Exercise brief - Print all the records exactly, please.

Record set start

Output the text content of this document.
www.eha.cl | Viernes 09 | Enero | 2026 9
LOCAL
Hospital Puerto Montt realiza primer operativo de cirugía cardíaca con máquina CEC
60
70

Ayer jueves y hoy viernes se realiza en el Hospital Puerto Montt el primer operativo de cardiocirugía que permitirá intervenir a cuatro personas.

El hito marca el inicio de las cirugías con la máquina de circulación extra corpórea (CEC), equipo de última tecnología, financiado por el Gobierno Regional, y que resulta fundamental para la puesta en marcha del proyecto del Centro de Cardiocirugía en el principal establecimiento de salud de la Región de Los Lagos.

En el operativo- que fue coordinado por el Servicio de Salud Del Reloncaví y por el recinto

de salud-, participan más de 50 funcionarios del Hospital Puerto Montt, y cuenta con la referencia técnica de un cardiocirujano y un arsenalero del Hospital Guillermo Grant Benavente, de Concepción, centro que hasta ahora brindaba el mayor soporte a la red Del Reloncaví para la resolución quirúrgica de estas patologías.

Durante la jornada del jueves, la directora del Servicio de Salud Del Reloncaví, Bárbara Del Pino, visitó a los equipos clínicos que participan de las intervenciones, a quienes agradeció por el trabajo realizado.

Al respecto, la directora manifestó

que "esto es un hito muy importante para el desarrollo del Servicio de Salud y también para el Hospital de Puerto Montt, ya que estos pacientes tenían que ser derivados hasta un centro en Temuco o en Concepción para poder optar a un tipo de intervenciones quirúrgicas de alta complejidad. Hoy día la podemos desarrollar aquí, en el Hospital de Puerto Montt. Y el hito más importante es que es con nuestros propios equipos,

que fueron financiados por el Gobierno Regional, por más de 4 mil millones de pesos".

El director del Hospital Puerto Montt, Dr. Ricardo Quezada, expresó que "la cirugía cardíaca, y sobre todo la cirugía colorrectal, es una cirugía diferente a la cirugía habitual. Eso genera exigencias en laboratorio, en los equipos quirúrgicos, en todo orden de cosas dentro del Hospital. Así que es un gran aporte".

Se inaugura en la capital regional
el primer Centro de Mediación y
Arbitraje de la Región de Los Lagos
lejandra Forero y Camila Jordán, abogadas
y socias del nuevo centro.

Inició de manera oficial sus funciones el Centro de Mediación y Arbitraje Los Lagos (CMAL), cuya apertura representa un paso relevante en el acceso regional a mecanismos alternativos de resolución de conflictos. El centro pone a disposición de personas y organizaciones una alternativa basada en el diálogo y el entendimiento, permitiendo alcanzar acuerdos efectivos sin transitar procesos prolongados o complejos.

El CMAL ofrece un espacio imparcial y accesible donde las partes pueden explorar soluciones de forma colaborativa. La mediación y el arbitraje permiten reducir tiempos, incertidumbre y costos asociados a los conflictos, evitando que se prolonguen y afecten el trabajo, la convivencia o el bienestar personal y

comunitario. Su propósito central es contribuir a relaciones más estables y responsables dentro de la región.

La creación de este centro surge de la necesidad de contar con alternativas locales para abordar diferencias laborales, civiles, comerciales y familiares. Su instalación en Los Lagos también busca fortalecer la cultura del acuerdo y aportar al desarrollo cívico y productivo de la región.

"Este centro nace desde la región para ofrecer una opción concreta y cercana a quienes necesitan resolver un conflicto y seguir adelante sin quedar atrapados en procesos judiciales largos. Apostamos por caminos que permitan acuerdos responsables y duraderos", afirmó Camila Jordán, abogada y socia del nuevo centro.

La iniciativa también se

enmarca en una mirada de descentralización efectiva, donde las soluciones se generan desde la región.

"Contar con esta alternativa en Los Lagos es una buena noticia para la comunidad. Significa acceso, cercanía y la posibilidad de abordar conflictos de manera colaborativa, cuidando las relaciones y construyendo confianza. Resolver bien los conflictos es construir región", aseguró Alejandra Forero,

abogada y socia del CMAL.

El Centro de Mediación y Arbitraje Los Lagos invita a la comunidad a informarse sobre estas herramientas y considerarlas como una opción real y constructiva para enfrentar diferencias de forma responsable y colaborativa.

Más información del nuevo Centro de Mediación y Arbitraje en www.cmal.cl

Record set end

Finished answer -
Output the text content of this document.
www.eha.cl | Viernes 09 | Enero | 2026 9
LOCAL
Hospital Puerto Montt realiza primer operativo de cirugía cardíaca con máquina CEC
60
70

Ayer jueves y hoy viernes se realiza en el Hospital Puerto Montt el primer operativo de cardiocirugía que permitirá intervenir a cuatro personas.

El hito marca el inicio de las cirugías con la máquina de circulación extra corpórea (CEC), equipo de última tecnología, financiado por el Gobierno Regional, y que resulta fundamental para la puesta en marcha del proyecto del Centro de Cardiocirugía en el principal establecimiento de salud de la Región de Los Lagos.

En el operativo- que fue coordinado por el Servicio de Salud Del Reloncaví y por el recinto

de salud-, participan más de 50 funcionarios del Hospital Puerto Montt, y cuenta con la referencia técnica de un cardiocirujano y un arsenalero del Hospital Guillermo Grant Benavente, de Concepción, centro que hasta ahora brindaba el mayor soporte a la red Del Reloncaví para la resolución quirúrgica de estas patologías.

Durante la jornada del jueves, la directora del Servicio de Salud Del Reloncaví, Bárbara Del Pino, visitó a los equipos clínicos que participan de las intervenciones, a quienes agradeció por el trabajo realizado.

Al respecto, la directora manifestó

que "esto es un hito muy importante para el desarrollo del Servicio de Salud y también para el Hospital de Puerto Montt, ya que estos pacientes tenían que ser derivados hasta un centro en Temuco o en Concepción para poder optar a un tipo de intervenciones quirúrgicas de alta complejidad. Hoy día la podemos desarrollar aquí, en el Hospital de Puerto Montt. Y el hito más importante es que es con nuestros propios equipos,

que fueron financiados por el Gobierno Regional, por más de 4 mil millones de pesos".

El director del Hospital Puerto Montt, Dr. Ricardo Quezada, expresó que "la cirugía cardíaca, y sobre todo la cirugía colorrectal, es una cirugía diferente a la cirugía habitual. Eso genera exigencias en laboratorio, en los equipos quirúrgicos, en todo orden de cosas dentro del Hospital. Así que es un gran aporte".

Se inaugura en la capital regional
el primer Centro de Mediación y
Arbitraje de la Región de Los Lagos
lejandra Forero y Camila Jordán, abogadas
y socias del nuevo centro.

Inició de manera oficial sus funciones el Centro de Mediación y Arbitraje Los Lagos (CMAL), cuya apertura representa un paso relevante en el acceso regional a mecanismos alternativos de resolución de conflictos. El centro pone a disposición de personas y organizaciones una alternativa basada en el diálogo y el entendimiento, permitiendo alcanzar acuerdos efectivos sin transitar procesos prolongados o complejos.

El CMAL ofrece un espacio imparcial y accesible donde las partes pueden explorar soluciones de forma colaborativa. La mediación y el arbitraje permiten reducir tiempos, incertidumbre y costos asociados a los conflictos, evitando que se prolonguen y afecten el trabajo, la convivencia o el bienestar personal y

comunitario. Su propósito central es contribuir a relaciones más estables y responsables dentro de la región.

La creación de este centro surge de la necesidad de contar con alternativas locales para abordar diferencias laborales, civiles, comerciales y familiares. Su instalación en Los Lagos también busca fortalecer la cultura del acuerdo y aportar al desarrollo cívico y productivo de la región.

"Este centro nace desde la región para ofrecer una opción concreta y cercana a quienes necesitan resolver un conflicto y seguir adelante sin quedar atrapados en procesos judiciales largos. Apostamos por caminos que permitan acuerdos responsables y duraderos", afirmó Camila Jordán, abogada y socia del nuevo centro.

La iniciativa también se

enmarca en una mirada de descentralización efectiva, donde las soluciones se generan desde la región.

"Contar con esta alternativa en Los Lagos es una buena noticia para la comunidad. Significa acceso, cercanía y la posibilidad de abordar conflictos de manera colaborativa, cuidando las relaciones y construyendo confianza. Resolver bien los conflictos es construir región", aseguró Alejandra Forero,

abogada y socia del CMAL.

El Centro de Mediación y Arbitraje Los Lagos invita a la comunidad a informarse sobre estas herramientas y considerarlas como una opción real y constructiva para enfrentar diferencias de forma responsable y colaborativa.

Más información del nuevo Centro de Mediación y Arbitraje en www.cmal.cl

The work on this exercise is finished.